━━━ MATERIAL FOR THIS TASK

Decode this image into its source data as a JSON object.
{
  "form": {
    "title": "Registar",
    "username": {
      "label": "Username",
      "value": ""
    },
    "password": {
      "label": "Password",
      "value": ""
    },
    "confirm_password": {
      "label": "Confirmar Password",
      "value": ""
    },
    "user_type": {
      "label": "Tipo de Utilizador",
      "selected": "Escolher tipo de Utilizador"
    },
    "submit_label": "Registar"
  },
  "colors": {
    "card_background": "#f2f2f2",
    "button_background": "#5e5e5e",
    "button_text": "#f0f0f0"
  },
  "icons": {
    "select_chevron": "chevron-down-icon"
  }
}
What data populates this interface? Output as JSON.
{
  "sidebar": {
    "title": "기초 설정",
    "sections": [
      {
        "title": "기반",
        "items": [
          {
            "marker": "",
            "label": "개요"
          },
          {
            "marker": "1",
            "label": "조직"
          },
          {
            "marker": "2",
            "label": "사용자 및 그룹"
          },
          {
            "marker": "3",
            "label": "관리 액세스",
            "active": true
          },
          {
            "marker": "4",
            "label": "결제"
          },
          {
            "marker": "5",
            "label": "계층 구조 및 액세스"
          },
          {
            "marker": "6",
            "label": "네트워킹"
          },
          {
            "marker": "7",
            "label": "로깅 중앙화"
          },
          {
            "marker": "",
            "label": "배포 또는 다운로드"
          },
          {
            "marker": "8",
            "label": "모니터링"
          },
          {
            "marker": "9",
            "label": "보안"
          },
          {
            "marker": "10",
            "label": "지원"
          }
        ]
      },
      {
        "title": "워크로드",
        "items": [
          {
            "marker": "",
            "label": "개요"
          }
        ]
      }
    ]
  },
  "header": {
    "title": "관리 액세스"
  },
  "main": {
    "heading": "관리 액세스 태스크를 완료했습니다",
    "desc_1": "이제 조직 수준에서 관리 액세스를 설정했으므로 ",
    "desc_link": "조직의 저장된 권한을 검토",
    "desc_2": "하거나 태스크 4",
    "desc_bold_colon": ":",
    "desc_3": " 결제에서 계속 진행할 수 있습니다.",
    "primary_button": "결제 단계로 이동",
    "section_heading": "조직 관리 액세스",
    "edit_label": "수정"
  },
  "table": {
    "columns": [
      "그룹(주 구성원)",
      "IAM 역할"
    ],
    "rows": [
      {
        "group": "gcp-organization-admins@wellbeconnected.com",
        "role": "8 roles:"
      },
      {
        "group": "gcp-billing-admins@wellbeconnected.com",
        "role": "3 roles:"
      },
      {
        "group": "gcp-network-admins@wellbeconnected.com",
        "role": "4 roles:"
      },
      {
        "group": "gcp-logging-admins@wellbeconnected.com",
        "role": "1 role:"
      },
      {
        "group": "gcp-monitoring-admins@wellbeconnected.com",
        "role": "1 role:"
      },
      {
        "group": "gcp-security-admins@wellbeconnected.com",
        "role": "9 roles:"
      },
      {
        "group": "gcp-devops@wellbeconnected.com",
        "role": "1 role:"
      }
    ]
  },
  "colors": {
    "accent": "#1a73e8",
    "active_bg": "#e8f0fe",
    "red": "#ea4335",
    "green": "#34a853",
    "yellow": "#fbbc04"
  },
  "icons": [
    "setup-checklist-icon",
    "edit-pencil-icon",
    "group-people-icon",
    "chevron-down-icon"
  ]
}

━━━━━━

### PROBLEM STATEMENT
Identify and copy lines that hold the string "JSON".

### THE RESPONSE
Decode this image into its source data as a JSON object.
What data populates this interface? Output as JSON.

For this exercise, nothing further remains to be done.